Set problem
Return the lines where the word "ylabel" occurs.

Stored data
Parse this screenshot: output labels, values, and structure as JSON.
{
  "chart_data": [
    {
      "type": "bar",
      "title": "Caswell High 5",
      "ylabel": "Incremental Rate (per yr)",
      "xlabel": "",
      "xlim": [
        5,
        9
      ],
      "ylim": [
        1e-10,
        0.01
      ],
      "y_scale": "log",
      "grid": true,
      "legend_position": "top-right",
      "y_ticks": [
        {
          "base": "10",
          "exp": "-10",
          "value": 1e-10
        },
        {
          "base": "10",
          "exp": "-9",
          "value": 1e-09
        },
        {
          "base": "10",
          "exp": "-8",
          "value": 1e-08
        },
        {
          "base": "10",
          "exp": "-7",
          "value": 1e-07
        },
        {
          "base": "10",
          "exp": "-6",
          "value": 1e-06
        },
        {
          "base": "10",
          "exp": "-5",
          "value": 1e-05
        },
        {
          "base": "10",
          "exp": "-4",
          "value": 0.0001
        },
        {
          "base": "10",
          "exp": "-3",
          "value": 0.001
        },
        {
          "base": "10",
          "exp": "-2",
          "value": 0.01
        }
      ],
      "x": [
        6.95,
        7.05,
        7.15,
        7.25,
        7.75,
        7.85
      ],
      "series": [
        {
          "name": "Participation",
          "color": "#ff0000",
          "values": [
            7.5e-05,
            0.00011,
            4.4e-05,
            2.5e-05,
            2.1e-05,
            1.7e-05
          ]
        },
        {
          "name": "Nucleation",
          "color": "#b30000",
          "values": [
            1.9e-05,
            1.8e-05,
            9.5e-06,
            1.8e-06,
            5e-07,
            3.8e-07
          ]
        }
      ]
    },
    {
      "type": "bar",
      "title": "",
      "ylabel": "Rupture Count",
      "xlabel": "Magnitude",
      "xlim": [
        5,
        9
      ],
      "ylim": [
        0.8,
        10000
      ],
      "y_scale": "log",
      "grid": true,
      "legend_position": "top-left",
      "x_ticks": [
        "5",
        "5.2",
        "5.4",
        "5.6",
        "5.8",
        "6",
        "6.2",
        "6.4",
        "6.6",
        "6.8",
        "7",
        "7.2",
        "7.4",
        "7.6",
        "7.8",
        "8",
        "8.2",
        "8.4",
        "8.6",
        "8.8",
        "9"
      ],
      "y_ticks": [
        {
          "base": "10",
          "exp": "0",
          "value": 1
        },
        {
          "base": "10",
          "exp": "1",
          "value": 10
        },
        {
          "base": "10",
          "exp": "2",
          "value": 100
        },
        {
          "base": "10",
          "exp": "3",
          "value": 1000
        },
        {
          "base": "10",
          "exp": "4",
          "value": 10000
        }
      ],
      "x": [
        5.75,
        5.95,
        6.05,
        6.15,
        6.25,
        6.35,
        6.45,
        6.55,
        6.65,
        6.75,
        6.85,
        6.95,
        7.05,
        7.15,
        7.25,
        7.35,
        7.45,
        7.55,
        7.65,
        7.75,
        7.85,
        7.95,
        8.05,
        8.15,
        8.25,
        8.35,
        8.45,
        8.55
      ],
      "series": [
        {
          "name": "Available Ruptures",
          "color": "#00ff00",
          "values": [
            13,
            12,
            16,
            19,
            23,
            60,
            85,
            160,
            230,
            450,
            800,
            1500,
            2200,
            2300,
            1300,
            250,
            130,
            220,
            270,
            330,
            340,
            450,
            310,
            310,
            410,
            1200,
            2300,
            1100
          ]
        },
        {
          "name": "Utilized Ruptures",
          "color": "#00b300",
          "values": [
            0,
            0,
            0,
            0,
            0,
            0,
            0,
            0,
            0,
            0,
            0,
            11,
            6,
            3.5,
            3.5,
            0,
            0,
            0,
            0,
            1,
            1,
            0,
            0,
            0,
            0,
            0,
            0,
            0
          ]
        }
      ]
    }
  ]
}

Written response
      "ylabel": "Incremental Rate (per yr)",
      "ylabel": "Rupture Count",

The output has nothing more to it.